STATED EXERCISE = Identify, in the records below, every line where the string "Yang" appears, and copy each such line.
-----
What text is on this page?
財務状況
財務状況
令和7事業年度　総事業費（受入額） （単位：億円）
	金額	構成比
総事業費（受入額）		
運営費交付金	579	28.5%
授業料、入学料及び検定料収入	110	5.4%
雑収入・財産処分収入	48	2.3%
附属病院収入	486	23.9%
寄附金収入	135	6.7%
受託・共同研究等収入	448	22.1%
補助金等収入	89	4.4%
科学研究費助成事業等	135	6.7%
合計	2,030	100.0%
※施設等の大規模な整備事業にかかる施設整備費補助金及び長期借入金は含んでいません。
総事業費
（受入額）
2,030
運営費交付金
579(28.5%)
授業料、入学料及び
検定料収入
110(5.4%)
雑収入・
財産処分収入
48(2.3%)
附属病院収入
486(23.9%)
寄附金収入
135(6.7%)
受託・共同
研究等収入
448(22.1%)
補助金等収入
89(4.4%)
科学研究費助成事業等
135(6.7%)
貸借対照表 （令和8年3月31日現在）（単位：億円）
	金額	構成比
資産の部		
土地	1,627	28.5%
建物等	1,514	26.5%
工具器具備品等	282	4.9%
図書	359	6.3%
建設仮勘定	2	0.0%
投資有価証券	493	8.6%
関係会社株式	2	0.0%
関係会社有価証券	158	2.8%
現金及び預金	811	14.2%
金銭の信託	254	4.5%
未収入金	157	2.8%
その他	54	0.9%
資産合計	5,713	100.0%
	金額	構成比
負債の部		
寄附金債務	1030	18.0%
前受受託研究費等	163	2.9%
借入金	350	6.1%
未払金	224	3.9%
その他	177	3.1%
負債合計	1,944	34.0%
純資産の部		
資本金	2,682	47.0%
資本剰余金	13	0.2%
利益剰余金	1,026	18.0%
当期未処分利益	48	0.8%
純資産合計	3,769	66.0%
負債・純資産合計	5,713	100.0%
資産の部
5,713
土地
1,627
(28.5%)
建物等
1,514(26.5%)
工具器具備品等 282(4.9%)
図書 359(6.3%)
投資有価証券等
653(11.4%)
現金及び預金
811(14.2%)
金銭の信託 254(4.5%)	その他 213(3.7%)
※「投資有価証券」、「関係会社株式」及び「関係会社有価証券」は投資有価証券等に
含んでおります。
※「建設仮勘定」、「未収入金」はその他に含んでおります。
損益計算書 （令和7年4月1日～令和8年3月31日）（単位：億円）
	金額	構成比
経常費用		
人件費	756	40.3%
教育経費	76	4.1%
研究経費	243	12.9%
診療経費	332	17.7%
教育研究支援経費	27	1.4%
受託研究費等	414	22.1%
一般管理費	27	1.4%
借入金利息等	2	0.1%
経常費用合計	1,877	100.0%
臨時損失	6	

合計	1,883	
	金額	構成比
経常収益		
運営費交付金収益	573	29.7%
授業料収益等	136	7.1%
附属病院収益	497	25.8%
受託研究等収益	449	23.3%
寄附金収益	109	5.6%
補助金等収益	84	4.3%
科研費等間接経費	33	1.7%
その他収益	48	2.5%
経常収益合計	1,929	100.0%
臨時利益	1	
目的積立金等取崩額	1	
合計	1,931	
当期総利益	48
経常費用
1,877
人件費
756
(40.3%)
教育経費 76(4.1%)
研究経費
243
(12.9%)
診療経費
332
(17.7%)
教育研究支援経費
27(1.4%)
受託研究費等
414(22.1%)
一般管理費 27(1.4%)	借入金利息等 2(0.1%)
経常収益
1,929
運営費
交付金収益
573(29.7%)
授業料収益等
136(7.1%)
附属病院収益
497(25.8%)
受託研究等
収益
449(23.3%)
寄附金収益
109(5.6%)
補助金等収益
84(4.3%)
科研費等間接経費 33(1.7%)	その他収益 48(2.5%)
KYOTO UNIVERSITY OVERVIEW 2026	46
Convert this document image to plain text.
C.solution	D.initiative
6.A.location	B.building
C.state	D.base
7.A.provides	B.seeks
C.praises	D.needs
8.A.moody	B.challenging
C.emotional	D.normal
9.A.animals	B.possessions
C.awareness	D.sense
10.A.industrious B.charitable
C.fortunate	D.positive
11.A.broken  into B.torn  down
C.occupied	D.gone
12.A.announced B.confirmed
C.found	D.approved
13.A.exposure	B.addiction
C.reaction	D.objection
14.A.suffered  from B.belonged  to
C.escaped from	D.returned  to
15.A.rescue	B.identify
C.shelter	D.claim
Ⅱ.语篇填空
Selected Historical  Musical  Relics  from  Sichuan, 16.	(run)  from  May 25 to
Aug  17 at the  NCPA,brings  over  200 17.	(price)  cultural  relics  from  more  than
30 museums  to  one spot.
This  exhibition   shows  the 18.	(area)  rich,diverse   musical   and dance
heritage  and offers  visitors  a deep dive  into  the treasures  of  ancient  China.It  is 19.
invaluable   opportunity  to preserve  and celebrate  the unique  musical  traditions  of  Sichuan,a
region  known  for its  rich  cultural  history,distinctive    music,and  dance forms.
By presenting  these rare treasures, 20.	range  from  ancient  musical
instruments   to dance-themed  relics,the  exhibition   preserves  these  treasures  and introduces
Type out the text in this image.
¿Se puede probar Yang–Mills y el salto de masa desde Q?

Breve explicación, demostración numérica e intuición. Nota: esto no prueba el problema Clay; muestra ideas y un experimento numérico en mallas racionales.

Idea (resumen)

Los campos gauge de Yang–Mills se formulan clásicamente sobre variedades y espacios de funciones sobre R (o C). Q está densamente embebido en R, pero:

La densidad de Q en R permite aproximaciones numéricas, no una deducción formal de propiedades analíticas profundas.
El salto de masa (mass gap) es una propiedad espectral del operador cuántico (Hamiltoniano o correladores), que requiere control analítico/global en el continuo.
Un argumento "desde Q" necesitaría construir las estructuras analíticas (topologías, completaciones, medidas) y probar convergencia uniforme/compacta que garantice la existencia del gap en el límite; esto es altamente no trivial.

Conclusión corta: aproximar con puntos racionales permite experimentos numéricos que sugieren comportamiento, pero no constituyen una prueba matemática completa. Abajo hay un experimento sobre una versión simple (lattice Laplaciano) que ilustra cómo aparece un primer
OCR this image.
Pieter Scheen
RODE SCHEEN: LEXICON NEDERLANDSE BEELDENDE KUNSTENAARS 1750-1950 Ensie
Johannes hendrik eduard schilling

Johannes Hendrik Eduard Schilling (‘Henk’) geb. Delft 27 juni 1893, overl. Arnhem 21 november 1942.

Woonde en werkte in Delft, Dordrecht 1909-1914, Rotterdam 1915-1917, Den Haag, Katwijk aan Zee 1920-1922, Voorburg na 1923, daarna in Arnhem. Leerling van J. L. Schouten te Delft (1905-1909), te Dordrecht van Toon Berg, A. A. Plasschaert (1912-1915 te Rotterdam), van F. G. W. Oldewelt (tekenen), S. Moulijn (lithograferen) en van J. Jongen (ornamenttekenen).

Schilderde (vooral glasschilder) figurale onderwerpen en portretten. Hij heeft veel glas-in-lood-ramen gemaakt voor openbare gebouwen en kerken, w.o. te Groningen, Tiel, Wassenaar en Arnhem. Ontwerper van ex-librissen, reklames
-----
TASK RESULT =
¿Se puede probar Yang–Mills y el salto de masa desde Q?
Los campos gauge de Yang–Mills se formulan clásicamente sobre variedades y espacios de funciones sobre R (o C). Q está densamente embebido en R, pero:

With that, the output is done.